▸ **YOUR INSTRUCTIONS**
Write out the lines from the line containing "What does this" through the final line of the listing below, exactly, omitting every other line.

▸ **INPUT DATA**
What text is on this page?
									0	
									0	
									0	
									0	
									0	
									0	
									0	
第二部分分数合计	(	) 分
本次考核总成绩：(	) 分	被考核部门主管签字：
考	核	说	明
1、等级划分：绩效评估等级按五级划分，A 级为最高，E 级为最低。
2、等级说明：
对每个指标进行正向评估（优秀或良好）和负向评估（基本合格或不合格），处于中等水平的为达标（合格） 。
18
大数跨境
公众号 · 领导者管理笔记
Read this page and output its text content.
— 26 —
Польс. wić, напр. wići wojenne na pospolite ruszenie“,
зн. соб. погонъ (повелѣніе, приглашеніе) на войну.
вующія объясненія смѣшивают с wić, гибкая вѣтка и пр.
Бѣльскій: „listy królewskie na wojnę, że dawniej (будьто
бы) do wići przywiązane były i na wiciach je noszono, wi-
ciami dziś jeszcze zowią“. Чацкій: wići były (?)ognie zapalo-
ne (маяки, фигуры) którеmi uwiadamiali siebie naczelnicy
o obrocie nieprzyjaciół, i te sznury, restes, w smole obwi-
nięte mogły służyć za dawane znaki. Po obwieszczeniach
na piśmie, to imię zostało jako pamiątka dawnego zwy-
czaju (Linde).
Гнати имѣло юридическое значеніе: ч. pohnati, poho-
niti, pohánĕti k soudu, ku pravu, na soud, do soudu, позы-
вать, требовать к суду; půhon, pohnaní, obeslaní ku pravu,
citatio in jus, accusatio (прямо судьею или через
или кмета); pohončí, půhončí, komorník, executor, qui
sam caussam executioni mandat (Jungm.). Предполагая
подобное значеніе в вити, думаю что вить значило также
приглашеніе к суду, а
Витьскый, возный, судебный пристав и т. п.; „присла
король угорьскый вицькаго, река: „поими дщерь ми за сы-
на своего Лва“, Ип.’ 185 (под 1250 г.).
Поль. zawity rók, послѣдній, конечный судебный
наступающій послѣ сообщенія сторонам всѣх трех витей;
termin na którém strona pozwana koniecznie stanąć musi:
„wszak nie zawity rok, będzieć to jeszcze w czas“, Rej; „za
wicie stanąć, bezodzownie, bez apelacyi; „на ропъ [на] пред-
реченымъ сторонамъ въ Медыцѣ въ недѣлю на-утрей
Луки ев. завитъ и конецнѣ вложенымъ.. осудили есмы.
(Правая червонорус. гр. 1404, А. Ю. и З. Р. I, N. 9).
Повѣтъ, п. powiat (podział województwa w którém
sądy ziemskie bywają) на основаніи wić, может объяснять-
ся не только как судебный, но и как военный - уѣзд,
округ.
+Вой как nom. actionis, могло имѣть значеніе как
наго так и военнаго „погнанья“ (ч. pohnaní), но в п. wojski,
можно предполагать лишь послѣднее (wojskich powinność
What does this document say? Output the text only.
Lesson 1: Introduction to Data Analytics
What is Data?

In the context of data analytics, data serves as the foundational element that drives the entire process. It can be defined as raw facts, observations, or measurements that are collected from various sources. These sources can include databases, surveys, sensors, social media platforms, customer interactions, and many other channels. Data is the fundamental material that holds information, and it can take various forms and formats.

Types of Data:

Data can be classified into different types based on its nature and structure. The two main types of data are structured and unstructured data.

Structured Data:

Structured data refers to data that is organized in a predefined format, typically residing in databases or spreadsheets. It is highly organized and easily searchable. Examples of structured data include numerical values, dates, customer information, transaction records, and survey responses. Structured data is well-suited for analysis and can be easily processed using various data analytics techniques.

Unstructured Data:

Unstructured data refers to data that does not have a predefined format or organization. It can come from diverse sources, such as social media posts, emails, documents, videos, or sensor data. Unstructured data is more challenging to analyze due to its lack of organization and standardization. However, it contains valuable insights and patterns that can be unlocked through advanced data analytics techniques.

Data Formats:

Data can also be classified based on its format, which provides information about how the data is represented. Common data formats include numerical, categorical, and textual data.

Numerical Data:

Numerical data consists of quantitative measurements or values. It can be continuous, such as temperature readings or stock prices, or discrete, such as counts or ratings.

▸ **SOLVED PROBLEM**
What does this document say? Output the text only.
Lesson 1: Introduction to Data Analytics
What is Data?

In the context of data analytics, data serves as the foundational element that drives the entire process. It can be defined as raw facts, observations, or measurements that are collected from various sources. These sources can include databases, surveys, sensors, social media platforms, customer interactions, and many other channels. Data is the fundamental material that holds information, and it can take various forms and formats.

Types of Data:

Data can be classified into different types based on its nature and structure. The two main types of data are structured and unstructured data.

Structured Data:

Structured data refers to data that is organized in a predefined format, typically residing in databases or spreadsheets. It is highly organized and easily searchable. Examples of structured data include numerical values, dates, customer information, transaction records, and survey responses. Structured data is well-suited for analysis and can be easily processed using various data analytics techniques.

Unstructured Data:

Unstructured data refers to data that does not have a predefined format or organization. It can come from diverse sources, such as social media posts, emails, documents, videos, or sensor data. Unstructured data is more challenging to analyze due to its lack of organization and standardization. However, it contains valuable insights and patterns that can be unlocked through advanced data analytics techniques.

Data Formats:

Data can also be classified based on its format, which provides information about how the data is represented. Common data formats include numerical, categorical, and textual data.

Numerical Data:

Numerical data consists of quantitative measurements or values. It can be continuous, such as temperature readings or stock prices, or discrete, such as counts or ratings.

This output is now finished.